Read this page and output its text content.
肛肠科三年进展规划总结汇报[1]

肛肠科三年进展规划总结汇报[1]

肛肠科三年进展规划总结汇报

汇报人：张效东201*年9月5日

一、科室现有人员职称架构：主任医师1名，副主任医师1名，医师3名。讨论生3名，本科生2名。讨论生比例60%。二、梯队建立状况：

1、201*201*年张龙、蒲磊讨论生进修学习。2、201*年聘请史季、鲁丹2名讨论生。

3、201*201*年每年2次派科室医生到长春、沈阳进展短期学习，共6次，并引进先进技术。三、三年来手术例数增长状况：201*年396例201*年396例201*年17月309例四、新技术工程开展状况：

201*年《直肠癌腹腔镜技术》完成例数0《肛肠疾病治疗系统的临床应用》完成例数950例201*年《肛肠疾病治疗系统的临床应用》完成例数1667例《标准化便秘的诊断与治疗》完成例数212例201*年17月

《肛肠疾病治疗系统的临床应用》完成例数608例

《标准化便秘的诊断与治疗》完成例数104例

## TASK DESCRIPTION
Output all of the data again, exactly.

## TASK SOLUTION
Read this page and output its text content.
肛肠科三年进展规划总结汇报[1]

肛肠科三年进展规划总结汇报[1]

肛肠科三年进展规划总结汇报

汇报人：张效东201*年9月5日

一、科室现有人员职称架构：主任医师1名，副主任医师1名，医师3名。讨论生3名，本科生2名。讨论生比例60%。二、梯队建立状况：

1、201*201*年张龙、蒲磊讨论生进修学习。2、201*年聘请史季、鲁丹2名讨论生。

3、201*201*年每年2次派科室医生到长春、沈阳进展短期学习，共6次，并引进先进技术。三、三年来手术例数增长状况：201*年396例201*年396例201*年17月309例四、新技术工程开展状况：

201*年《直肠癌腹腔镜技术》完成例数0《肛肠疾病治疗系统的临床应用》完成例数950例201*年《肛肠疾病治疗系统的临床应用》完成例数1667例《标准化便秘的诊断与治疗》完成例数212例201*年17月

《肛肠疾病治疗系统的临床应用》完成例数608例

《标准化便秘的诊断与治疗》完成例数104例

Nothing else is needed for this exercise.